What I want.. Actually, I could probably find what I want and resolve this myself, if I knew what exactly what terminology, or 'function' I am looking for. Here's the situation:

1 - Machine boots up, discovers the onboard NIC (ETH0) with the LAN connected, and configures it automatically as the default (internet/network) connection.
1a - Machine also sets up (LO) loopback, though I don't know that this is relevant to the situation.
2 - IPtables-Firewall starts, configures itself, and exits.
3 - Now the machine is ready to use. To browse the internet, I'm using the LAN.

Problem:
1 - If I decide to shut down the LAN (or the lan is unavailable during boot) the machine ends up in a state of "no internet/network available until the LAN appears".
2 - So I dial up to the ISP using my modem, I connect and log in, using KPPP.
3 - Now, I have a ppp0 connection running, but can't yet use it.
4 - I fiddle with /etc/rc.inet1 by doing such things as stopping eth0, starting ppp0, restarting rc.inet1, restarting the firewall, etc... until I fluke into being able to actually use the ppp0 connection to browse the internet.
* * *
**GIVEN TASK A**
Reproduce word for word the part of the networking post running from "2 - IPtables-Firewall" down to "yet use it.".
**GIVEN TASK B**
According to the networking post, why hasn't the writer already found the answer and resolved the problem alone?
You won't need the records for this.

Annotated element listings
* * *
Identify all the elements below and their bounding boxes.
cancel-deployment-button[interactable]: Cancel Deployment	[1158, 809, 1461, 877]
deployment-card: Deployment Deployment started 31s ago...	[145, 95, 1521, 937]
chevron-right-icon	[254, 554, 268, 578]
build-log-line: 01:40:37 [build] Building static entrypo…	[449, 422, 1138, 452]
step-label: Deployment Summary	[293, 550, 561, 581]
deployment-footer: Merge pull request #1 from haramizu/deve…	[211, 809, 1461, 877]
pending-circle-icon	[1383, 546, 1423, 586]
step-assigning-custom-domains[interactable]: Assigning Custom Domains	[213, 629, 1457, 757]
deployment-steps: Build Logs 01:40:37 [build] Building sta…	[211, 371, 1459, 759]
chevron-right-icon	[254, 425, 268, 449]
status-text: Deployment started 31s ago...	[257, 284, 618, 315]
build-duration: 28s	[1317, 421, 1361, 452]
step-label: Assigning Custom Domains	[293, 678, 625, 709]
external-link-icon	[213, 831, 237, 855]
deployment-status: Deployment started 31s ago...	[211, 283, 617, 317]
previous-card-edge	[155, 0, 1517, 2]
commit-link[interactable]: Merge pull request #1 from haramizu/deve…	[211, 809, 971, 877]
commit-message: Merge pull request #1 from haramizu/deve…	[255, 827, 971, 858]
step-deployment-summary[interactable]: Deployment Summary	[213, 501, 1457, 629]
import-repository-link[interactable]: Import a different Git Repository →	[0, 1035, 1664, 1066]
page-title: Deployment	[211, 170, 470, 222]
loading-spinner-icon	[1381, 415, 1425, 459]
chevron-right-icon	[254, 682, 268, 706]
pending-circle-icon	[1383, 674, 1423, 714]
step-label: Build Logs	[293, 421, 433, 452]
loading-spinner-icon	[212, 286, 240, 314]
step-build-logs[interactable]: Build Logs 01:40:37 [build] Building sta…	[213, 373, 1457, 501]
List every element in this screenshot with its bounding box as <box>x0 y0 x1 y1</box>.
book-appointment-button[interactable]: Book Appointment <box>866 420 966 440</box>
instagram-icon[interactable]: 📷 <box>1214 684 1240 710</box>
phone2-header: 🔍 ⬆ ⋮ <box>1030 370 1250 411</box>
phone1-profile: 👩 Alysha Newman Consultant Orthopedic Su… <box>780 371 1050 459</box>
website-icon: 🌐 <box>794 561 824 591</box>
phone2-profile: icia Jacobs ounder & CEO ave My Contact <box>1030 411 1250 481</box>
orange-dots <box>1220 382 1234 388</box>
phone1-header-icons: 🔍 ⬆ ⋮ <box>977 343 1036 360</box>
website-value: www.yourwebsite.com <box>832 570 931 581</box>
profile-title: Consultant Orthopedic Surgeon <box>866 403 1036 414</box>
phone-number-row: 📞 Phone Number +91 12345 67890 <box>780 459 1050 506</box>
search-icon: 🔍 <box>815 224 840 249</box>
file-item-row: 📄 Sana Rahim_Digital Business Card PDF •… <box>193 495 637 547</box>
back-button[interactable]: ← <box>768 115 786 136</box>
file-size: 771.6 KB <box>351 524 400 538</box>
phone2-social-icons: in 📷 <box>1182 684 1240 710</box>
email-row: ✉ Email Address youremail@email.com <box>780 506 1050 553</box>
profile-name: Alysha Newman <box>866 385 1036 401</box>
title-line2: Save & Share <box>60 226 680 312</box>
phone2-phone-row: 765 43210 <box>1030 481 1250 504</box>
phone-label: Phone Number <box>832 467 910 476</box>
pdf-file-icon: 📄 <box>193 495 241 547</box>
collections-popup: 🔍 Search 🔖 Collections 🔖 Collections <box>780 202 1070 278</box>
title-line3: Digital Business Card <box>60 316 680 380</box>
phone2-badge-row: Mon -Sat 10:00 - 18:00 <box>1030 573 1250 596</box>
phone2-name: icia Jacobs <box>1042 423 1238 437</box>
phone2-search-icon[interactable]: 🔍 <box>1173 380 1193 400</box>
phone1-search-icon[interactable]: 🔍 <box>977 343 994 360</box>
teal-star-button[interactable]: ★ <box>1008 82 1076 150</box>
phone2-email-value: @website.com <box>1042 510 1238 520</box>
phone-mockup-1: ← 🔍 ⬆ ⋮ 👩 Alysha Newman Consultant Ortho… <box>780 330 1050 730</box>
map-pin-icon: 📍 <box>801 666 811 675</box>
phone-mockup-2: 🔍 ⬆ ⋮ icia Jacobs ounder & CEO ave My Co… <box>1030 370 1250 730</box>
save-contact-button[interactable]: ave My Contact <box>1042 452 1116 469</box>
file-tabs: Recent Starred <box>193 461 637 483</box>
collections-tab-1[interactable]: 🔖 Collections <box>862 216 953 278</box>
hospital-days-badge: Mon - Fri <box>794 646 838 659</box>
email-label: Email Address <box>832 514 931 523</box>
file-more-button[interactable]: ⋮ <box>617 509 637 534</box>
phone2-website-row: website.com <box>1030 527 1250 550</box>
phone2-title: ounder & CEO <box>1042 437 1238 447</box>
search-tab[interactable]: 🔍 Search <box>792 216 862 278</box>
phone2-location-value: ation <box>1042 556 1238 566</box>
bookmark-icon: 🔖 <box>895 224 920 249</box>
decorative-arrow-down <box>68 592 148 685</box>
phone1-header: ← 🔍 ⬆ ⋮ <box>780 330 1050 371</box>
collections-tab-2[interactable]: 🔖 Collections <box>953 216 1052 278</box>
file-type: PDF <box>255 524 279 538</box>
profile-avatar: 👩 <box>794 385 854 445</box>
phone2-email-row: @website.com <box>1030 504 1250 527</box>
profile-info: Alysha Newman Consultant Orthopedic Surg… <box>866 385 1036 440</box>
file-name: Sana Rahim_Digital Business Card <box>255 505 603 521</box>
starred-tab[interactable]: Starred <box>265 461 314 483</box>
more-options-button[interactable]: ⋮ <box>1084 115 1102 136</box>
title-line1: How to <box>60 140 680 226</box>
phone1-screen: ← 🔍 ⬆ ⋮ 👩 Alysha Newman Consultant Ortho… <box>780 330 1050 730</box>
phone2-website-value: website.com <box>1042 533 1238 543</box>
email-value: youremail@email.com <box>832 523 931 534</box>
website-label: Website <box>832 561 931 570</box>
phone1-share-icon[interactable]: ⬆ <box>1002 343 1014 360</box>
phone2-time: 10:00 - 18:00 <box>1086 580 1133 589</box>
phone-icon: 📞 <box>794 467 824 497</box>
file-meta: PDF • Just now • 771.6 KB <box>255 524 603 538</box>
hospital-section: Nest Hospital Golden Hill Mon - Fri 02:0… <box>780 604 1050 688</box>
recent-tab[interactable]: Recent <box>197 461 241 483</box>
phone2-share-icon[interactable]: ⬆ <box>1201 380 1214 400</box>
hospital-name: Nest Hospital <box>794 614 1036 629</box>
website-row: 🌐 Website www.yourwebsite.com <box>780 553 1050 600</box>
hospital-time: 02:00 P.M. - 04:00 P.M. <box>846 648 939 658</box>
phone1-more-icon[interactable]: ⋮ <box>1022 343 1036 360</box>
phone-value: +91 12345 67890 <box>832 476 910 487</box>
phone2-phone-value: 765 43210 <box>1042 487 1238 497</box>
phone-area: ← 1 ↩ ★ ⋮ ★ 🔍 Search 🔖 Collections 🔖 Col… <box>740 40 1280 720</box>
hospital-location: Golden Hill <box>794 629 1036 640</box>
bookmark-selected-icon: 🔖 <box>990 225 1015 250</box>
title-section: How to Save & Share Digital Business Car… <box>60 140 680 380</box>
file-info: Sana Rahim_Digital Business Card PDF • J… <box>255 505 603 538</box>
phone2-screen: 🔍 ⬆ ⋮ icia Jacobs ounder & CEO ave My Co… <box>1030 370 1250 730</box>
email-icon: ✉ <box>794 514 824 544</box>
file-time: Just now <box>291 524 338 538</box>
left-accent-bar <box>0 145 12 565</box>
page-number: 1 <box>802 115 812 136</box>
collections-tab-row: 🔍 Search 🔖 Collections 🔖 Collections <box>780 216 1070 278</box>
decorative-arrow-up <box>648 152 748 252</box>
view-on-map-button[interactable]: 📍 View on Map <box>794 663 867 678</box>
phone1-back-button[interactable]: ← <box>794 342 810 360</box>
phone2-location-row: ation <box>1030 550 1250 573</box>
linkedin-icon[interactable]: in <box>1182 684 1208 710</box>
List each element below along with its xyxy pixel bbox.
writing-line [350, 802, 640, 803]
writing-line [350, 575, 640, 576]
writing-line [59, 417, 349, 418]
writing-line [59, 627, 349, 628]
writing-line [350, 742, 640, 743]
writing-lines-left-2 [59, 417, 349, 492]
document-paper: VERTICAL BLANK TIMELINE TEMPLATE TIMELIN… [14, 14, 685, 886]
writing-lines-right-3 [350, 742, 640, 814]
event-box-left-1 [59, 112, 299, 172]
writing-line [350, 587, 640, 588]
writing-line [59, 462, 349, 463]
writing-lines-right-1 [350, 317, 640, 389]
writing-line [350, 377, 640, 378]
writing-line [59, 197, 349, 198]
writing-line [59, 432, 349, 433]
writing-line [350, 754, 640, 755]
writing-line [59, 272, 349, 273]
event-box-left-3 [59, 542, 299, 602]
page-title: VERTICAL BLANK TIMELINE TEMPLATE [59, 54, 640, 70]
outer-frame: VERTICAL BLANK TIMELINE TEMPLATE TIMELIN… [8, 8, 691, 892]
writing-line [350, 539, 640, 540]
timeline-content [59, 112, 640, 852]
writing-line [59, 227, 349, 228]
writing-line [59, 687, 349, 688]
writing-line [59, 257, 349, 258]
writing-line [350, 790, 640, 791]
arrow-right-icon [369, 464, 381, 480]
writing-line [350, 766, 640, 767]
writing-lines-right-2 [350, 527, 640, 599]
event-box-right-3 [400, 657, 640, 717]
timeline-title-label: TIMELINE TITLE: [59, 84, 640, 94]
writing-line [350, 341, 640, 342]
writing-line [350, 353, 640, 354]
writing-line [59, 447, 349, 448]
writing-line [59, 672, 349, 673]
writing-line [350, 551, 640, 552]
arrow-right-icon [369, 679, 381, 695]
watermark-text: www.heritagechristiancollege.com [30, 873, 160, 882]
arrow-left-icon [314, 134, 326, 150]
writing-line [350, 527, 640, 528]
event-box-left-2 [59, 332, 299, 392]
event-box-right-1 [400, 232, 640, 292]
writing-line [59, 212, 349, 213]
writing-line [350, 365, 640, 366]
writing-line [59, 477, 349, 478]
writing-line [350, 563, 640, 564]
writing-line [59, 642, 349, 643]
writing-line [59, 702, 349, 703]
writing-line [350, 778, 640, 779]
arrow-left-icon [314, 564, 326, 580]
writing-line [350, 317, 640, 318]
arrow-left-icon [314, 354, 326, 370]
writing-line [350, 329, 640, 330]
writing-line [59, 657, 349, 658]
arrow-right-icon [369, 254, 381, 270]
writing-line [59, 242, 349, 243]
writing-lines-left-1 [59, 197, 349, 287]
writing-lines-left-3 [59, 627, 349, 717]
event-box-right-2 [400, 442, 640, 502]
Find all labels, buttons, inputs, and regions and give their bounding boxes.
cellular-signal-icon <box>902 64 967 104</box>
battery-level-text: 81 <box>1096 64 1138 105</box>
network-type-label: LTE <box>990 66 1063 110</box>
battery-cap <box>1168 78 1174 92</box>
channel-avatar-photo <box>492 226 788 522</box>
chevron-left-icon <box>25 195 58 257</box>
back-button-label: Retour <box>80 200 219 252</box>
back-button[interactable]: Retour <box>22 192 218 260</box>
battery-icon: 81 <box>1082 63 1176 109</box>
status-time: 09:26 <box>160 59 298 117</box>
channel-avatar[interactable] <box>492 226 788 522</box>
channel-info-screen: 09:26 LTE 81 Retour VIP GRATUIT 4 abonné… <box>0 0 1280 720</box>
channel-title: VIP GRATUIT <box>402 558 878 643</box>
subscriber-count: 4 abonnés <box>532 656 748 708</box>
* * *
**WRITTEN ANSWER A**
2 - IPtables-Firewall starts, configures itself, and exits.
3 - Now the machine is ready to use. To browse the internet, I'm using the LAN.

Problem:
1 - If I decide to shut down the LAN (or the lan is unavailable during boot) the machine ends up in a state of "no internet/network available until the LAN appears".
2 - So I dial up to the ISP using my modem, I connect and log in, using KPPP.
3 - Now, I have a ppp0 connection running, but can't yet use it.

**WRITTEN ANSWER B**
The writer doesn't know exactly what terminology or "function" to look for. The post says that with that knowledge, the writer could probably find the answer and resolve the problem without help.